**Stated task**:
Copy the stretch of lines from the one containing "infinity-icon [226, 22, 264, 44]" through the one containing "cell-plan-description: 10派15元(含税) [165, 233, 369, 287]", reproducing them verbatim.

**Data shown**:

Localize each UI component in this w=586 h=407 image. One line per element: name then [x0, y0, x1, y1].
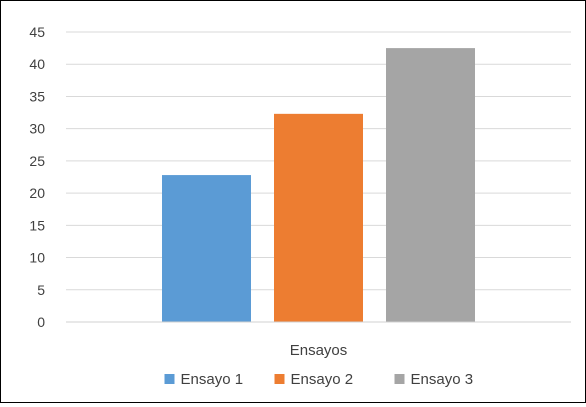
y-tick-label: 35: [29, 88, 45, 104]
legend-swatch: [394, 374, 405, 384]
legend-item-ensayo-2: Ensayo 2: [274, 371, 354, 388]
bar-ensayo-3: [386, 48, 475, 322]
legend-item-ensayo-1: Ensayo 1: [164, 371, 244, 388]
legend-label: Ensayo 1: [181, 371, 244, 388]
x-category-label: Ensayos: [290, 342, 348, 359]
bar-ensayo-2: [274, 113, 363, 322]
y-tick-label: 0: [37, 314, 45, 330]
legend: Ensayo 1 Ensayo 2 Ensayo 3: [164, 371, 474, 388]
y-tick-label: 30: [29, 121, 45, 137]
y-axis-ticks: 0 5 10 15 20 25 30 35 40 45: [29, 24, 45, 330]
y-tick-label: 20: [29, 185, 45, 201]
legend-swatch: [164, 374, 175, 384]
y-tick-label: 15: [29, 217, 45, 233]
y-tick-label: 45: [29, 24, 45, 40]
y-tick-label: 5: [37, 282, 45, 298]
y-tick-label: 25: [29, 153, 45, 169]
bars: [162, 48, 475, 322]
x-axis-categories: Ensayos: [290, 342, 348, 359]
y-tick-label: 10: [29, 250, 45, 266]
legend-label: Ensayo 2: [291, 371, 354, 388]
legend-swatch: [274, 374, 285, 384]
bar-ensayo-1: [162, 175, 251, 322]
legend-label: Ensayo 3: [411, 371, 474, 388]
y-tick-label: 40: [29, 56, 45, 72]
legend-item-ensayo-3: Ensayo 3: [394, 371, 474, 388]
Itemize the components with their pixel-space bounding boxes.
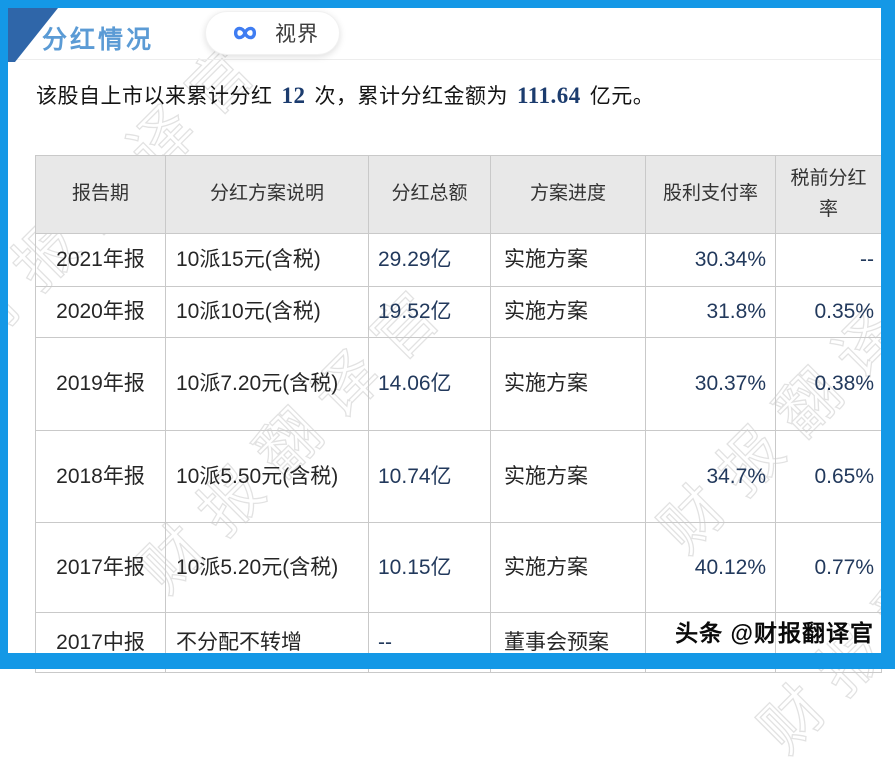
infinity-icon [226, 22, 264, 44]
cell-report-period: 2020年报 [35, 286, 166, 338]
frame-top-border [0, 0, 895, 8]
table-header-row: 报告期 分红方案说明 分红总额 方案进度 股利支付率 税前分红率 [35, 155, 882, 234]
cell-pretax-yield: 0.77% [775, 522, 882, 613]
cell-pretax-yield: 0.38% [775, 337, 882, 431]
table-row: 2021年报 10派15元(含税) 29.29亿 实施方案 30.34% -- [35, 233, 882, 287]
table-row: 2018年报 10派5.50元(含税) 10.74亿 实施方案 34.7% 0.… [35, 430, 882, 523]
col-header-plan-description: 分红方案说明 [165, 155, 369, 234]
cell-plan-description: 10派15元(含税) [165, 233, 369, 287]
table-row: 2019年报 10派7.20元(含税) 14.06亿 实施方案 30.37% 0… [35, 337, 882, 431]
col-header-payout-ratio: 股利支付率 [645, 155, 776, 234]
cell-plan-progress: 实施方案 [490, 430, 646, 523]
page-title: 分红情况 [42, 26, 155, 54]
cell-report-period: 2017年报 [35, 522, 166, 613]
cell-plan-description: 10派10元(含税) [165, 286, 369, 338]
frame-bottom-border [0, 653, 895, 669]
cell-payout-ratio: 30.37% [645, 337, 776, 431]
footer-credit: 头条 @财报翻译官 [675, 620, 874, 646]
cell-total-dividend: 10.74亿 [368, 430, 491, 523]
cell-plan-description: 10派7.20元(含税) [165, 337, 369, 431]
col-header-plan-progress: 方案进度 [490, 155, 646, 234]
col-header-pretax-yield: 税前分红率 [775, 155, 882, 234]
cell-report-period: 2018年报 [35, 430, 166, 523]
cell-payout-ratio: 31.8% [645, 286, 776, 338]
brand-badge: 视界 [205, 11, 340, 55]
frame-right-border [881, 0, 895, 669]
cell-plan-description: 10派5.50元(含税) [165, 430, 369, 523]
dividend-amount: 111.64 [517, 83, 581, 108]
intro-part1: 该股自上市以来累计分红 [36, 85, 273, 108]
brand-label: 视界 [275, 23, 319, 46]
cell-report-period: 2019年报 [35, 337, 166, 431]
cell-payout-ratio: 34.7% [645, 430, 776, 523]
frame-left-border [0, 0, 8, 669]
dividend-count: 12 [281, 83, 306, 108]
cell-pretax-yield: 0.65% [775, 430, 882, 523]
cell-plan-progress: 实施方案 [490, 233, 646, 287]
col-header-report-period: 报告期 [35, 155, 166, 234]
intro-sentence: 该股自上市以来累计分红 12 次，累计分红金额为 111.64 亿元。 [36, 80, 875, 110]
cell-total-dividend: 14.06亿 [368, 337, 491, 431]
page-header: 分红情况 视界 [8, 8, 881, 60]
cell-payout-ratio: 30.34% [645, 233, 776, 287]
table-row: 2020年报 10派10元(含税) 19.52亿 实施方案 31.8% 0.35… [35, 286, 882, 338]
intro-part2: 次，累计分红金额为 [314, 85, 508, 108]
col-header-total-dividend: 分红总额 [368, 155, 491, 234]
cell-total-dividend: 29.29亿 [368, 233, 491, 287]
table-row: 2017年报 10派5.20元(含税) 10.15亿 实施方案 40.12% 0… [35, 522, 882, 613]
cell-plan-progress: 实施方案 [490, 286, 646, 338]
cell-plan-description: 10派5.20元(含税) [165, 522, 369, 613]
cell-pretax-yield: -- [775, 233, 882, 287]
cell-plan-progress: 实施方案 [490, 337, 646, 431]
cell-total-dividend: 19.52亿 [368, 286, 491, 338]
dividend-table: 报告期 分红方案说明 分红总额 方案进度 股利支付率 税前分红率 2021年报 … [35, 155, 882, 673]
cell-payout-ratio: 40.12% [645, 522, 776, 613]
cell-total-dividend: 10.15亿 [368, 522, 491, 613]
cell-plan-progress: 实施方案 [490, 522, 646, 613]
cell-report-period: 2021年报 [35, 233, 166, 287]
cell-pretax-yield: 0.35% [775, 286, 882, 338]
intro-part3: 亿元。 [589, 85, 655, 108]
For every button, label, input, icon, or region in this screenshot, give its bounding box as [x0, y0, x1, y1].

**Task result**:
infinity-icon [226, 22, 264, 44]
cell-report-period: 2020年报 [35, 286, 166, 338]
frame-top-border [0, 0, 895, 8]
table-header-row: 报告期 分红方案说明 分红总额 方案进度 股利支付率 税前分红率 [35, 155, 882, 234]
cell-pretax-yield: 0.77% [775, 522, 882, 613]
cell-pretax-yield: 0.38% [775, 337, 882, 431]
table-row: 2021年报 10派15元(含税) 29.29亿 实施方案 30.34% -- [35, 233, 882, 287]
table-row: 2018年报 10派5.50元(含税) 10.74亿 实施方案 34.7% 0.… [35, 430, 882, 523]
col-header-plan-description: 分红方案说明 [165, 155, 369, 234]
cell-plan-description: 10派15元(含税) [165, 233, 369, 287]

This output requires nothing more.